[Records that describe figures]

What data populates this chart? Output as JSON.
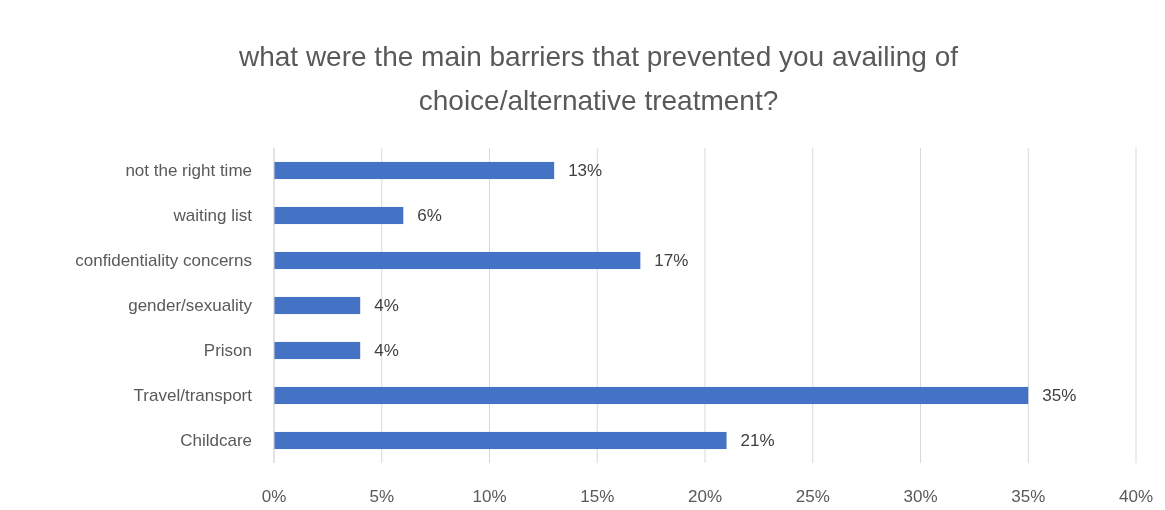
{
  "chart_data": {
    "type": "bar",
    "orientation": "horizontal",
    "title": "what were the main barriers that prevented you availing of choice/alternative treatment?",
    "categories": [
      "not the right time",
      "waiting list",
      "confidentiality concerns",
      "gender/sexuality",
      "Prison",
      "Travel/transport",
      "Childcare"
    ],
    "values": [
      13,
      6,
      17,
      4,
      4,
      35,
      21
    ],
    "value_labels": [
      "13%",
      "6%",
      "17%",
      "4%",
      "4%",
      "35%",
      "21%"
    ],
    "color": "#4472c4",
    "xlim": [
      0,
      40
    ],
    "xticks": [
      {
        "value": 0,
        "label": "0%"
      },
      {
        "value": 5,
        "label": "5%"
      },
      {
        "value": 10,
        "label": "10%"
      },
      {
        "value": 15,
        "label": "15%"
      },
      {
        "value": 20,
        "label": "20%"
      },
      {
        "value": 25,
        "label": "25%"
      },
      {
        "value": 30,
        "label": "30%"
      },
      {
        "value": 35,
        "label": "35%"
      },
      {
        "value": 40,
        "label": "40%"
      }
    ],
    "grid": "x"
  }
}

What is required: Every record above should be transcribed exactly; the pictures stay out of the copy.

The solution:
What data populates this chart? Output as JSON.
{
  "chart_data": {
    "type": "bar",
    "orientation": "horizontal",
    "title": "what were the main barriers that prevented you availing of choice/alternative treatment?",
    "categories": [
      "not the right time",
      "waiting list",
      "confidentiality concerns",
      "gender/sexuality",
      "Prison",
      "Travel/transport",
      "Childcare"
    ],
    "values": [
      13,
      6,
      17,
      4,
      4,
      35,
      21
    ],
    "value_labels": [
      "13%",
      "6%",
      "17%",
      "4%",
      "4%",
      "35%",
      "21%"
    ],
    "color": "#4472c4",
    "xlim": [
      0,
      40
    ],
    "xticks": [
      {
        "value": 0,
        "label": "0%"
      },
      {
        "value": 5,
        "label": "5%"
      },
      {
        "value": 10,
        "label": "10%"
      },
      {
        "value": 15,
        "label": "15%"
      },
      {
        "value": 20,
        "label": "20%"
      },
      {
        "value": 25,
        "label": "25%"
      },
      {
        "value": 30,
        "label": "30%"
      },
      {
        "value": 35,
        "label": "35%"
      },
      {
        "value": 40,
        "label": "40%"
      }
    ],
    "grid": "x"
  }
}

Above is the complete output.